◆ **What is needed**: Copy each line where the word "médical" occurs.

** START **

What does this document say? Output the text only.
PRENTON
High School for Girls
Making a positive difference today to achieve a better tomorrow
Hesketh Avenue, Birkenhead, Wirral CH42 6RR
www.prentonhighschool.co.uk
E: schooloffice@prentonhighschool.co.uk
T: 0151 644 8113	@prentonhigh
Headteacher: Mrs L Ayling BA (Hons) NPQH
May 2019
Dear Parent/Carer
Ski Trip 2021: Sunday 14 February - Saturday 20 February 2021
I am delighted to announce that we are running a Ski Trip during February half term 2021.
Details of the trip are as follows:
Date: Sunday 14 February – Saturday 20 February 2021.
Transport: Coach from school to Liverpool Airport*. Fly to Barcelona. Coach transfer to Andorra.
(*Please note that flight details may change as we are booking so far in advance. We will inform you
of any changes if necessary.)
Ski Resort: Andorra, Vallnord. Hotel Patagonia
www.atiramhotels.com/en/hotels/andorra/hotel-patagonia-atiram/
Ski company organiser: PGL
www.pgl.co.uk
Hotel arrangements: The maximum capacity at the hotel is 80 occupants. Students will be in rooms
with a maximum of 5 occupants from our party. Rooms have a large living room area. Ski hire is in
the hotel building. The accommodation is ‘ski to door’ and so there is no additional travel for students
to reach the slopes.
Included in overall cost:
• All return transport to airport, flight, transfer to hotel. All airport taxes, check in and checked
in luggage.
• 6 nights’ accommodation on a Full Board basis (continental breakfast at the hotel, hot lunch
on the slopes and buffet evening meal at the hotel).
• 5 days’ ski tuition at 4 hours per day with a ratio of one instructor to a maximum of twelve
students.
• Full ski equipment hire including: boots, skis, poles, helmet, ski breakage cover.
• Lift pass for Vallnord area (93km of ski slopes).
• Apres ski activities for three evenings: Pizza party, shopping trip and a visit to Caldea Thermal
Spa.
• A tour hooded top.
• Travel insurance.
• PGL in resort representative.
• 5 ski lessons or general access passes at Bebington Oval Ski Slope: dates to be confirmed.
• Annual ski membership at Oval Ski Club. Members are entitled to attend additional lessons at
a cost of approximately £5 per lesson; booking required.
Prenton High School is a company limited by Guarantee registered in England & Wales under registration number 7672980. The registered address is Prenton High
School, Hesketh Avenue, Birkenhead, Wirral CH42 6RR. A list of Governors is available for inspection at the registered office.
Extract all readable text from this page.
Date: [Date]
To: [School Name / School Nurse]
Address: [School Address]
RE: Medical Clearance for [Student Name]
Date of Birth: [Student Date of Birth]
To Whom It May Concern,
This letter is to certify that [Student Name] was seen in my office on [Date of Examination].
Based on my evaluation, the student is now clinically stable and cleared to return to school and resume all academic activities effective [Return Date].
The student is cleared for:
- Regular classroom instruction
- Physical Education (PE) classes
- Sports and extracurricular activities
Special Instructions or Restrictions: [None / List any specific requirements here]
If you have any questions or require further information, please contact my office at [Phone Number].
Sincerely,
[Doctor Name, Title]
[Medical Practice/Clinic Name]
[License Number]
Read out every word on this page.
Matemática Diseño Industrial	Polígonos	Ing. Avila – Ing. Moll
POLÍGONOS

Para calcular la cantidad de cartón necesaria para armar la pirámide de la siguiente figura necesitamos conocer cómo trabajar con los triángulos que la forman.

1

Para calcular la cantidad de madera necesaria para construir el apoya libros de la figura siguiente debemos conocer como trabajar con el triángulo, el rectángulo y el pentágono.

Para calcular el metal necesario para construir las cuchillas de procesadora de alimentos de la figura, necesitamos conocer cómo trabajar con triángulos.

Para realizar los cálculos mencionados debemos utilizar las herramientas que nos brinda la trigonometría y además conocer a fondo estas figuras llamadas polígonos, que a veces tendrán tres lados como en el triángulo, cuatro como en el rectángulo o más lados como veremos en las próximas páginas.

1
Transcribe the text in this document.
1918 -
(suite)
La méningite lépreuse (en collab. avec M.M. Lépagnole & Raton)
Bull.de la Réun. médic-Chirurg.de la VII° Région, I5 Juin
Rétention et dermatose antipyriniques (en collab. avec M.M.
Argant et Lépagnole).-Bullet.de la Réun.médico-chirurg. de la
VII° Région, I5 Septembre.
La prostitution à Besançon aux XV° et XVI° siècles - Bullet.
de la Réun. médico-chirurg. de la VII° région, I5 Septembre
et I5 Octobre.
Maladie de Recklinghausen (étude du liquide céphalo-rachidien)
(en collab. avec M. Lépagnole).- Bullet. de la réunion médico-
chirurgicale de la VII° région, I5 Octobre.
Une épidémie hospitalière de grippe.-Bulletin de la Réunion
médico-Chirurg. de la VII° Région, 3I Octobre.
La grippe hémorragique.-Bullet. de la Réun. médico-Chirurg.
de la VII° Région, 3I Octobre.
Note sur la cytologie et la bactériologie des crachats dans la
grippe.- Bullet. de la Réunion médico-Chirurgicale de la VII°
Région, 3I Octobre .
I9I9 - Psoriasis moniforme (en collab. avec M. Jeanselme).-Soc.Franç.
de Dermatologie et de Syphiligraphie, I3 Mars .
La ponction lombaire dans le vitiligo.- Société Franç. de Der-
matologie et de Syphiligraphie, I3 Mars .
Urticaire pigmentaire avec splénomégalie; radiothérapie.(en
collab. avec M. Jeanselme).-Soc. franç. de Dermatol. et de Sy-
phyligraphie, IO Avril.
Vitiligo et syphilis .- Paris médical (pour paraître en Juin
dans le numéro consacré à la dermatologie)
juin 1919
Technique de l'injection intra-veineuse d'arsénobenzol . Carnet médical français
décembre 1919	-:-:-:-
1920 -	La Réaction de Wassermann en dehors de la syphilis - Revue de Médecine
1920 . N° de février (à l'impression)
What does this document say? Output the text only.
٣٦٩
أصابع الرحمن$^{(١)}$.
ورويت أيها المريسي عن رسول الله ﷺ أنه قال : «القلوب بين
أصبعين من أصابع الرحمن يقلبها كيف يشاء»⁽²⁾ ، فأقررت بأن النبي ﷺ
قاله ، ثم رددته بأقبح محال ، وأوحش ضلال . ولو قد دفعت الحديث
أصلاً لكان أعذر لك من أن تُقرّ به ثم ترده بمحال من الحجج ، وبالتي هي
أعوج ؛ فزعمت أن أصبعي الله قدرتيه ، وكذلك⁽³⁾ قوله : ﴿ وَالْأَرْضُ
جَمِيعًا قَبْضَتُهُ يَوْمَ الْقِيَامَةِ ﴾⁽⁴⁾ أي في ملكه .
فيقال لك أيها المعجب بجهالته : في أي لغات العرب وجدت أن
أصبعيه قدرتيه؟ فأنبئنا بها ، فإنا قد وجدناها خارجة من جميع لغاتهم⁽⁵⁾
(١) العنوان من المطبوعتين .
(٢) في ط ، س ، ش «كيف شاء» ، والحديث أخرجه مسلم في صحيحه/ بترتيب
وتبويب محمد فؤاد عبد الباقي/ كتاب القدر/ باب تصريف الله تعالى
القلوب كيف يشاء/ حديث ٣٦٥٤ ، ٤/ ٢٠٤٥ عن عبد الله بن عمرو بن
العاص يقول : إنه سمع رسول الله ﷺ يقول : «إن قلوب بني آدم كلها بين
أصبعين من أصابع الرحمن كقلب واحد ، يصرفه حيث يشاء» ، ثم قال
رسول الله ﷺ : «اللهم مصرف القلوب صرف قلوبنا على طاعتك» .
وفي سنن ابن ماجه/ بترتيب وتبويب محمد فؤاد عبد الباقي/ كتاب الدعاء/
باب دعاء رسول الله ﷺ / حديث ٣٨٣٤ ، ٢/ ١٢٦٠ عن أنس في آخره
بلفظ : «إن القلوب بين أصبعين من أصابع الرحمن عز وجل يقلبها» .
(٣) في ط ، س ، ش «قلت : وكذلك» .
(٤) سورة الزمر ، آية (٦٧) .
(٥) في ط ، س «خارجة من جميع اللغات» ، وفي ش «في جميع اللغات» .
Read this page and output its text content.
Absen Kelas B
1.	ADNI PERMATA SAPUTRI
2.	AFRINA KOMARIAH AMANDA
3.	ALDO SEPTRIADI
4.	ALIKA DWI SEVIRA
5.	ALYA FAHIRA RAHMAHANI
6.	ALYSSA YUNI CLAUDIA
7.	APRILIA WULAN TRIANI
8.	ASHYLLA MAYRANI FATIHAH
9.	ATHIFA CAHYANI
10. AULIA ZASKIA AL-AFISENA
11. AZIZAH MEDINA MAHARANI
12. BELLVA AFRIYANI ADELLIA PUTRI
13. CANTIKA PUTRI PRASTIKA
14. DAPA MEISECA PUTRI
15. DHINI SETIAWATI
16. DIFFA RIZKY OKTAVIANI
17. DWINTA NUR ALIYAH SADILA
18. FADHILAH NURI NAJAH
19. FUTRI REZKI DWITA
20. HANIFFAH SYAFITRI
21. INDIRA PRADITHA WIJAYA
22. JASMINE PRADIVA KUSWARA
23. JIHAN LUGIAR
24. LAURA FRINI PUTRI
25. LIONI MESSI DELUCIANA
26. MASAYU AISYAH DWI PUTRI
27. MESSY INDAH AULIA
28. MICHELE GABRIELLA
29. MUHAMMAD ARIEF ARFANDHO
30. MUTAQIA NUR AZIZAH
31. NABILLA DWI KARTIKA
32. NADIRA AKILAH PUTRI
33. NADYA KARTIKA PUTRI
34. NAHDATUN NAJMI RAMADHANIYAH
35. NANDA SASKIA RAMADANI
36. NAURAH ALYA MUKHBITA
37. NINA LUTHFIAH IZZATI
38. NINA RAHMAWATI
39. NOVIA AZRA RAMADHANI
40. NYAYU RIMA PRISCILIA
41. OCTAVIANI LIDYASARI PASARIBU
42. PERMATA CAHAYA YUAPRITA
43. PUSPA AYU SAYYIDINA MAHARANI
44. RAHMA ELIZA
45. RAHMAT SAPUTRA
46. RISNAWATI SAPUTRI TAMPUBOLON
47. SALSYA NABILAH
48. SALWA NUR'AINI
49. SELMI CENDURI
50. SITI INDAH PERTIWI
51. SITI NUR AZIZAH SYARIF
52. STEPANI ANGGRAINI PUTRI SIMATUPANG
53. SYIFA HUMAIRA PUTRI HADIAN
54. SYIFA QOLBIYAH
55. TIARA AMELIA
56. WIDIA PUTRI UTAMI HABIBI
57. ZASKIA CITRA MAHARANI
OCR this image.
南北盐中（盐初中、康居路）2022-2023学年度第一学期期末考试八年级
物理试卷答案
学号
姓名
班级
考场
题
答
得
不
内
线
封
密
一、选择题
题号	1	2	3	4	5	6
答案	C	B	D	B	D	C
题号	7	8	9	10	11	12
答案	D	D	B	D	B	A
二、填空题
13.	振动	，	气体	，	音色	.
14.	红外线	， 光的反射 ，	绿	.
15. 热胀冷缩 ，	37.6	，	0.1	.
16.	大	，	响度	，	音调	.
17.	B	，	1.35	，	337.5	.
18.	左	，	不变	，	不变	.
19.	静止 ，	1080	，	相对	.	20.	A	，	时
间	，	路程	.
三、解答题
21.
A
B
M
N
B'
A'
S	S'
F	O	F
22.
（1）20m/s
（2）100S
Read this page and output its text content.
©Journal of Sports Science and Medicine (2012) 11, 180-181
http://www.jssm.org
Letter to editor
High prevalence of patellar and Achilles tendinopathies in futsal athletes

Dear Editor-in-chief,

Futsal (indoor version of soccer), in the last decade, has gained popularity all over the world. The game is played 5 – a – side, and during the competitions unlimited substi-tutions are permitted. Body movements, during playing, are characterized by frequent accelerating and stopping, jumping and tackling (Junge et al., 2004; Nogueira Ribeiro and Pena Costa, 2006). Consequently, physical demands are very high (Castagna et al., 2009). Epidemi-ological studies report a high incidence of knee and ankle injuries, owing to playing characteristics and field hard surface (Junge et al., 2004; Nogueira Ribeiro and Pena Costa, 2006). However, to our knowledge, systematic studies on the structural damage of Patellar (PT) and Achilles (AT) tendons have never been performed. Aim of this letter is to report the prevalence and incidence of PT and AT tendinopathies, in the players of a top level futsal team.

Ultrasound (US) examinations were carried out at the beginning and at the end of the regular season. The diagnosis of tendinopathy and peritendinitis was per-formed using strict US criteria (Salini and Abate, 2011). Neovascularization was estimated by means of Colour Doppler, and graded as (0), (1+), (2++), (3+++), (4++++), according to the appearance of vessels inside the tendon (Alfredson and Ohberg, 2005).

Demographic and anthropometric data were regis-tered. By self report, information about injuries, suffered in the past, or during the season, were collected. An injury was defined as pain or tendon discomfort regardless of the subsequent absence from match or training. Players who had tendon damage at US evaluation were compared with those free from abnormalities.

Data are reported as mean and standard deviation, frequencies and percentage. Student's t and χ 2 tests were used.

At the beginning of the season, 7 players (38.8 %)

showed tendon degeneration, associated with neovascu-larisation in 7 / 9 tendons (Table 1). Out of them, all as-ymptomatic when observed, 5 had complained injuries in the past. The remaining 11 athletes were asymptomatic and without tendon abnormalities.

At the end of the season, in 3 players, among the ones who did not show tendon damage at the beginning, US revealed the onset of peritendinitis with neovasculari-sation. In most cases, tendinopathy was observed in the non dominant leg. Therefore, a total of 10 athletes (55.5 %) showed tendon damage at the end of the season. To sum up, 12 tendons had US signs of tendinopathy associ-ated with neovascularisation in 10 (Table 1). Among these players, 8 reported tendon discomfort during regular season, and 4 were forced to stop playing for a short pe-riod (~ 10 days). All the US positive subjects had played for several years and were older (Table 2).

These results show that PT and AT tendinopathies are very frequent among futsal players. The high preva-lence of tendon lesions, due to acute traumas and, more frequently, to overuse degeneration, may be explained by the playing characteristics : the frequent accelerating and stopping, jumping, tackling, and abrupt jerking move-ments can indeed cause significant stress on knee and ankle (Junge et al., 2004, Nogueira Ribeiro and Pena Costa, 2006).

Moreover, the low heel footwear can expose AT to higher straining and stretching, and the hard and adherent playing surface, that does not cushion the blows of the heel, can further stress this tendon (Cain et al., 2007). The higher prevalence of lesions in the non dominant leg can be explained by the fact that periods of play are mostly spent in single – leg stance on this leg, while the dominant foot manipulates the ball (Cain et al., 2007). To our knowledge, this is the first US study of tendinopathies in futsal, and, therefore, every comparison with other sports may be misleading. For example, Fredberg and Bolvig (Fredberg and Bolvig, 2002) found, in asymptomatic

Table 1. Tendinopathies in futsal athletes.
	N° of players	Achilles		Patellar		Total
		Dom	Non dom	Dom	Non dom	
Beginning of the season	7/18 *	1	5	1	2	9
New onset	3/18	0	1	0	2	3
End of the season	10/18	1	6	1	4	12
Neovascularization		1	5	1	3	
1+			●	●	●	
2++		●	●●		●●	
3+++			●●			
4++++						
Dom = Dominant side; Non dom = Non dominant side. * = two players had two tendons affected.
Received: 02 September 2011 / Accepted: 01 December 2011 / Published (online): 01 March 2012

** END **

◆ **Answer in full**:
Vitiligo et syphilis .- Paris médical (pour paraître en Juin
Technique de l'injection intra-veineuse d'arsénobenzol . Carnet médical français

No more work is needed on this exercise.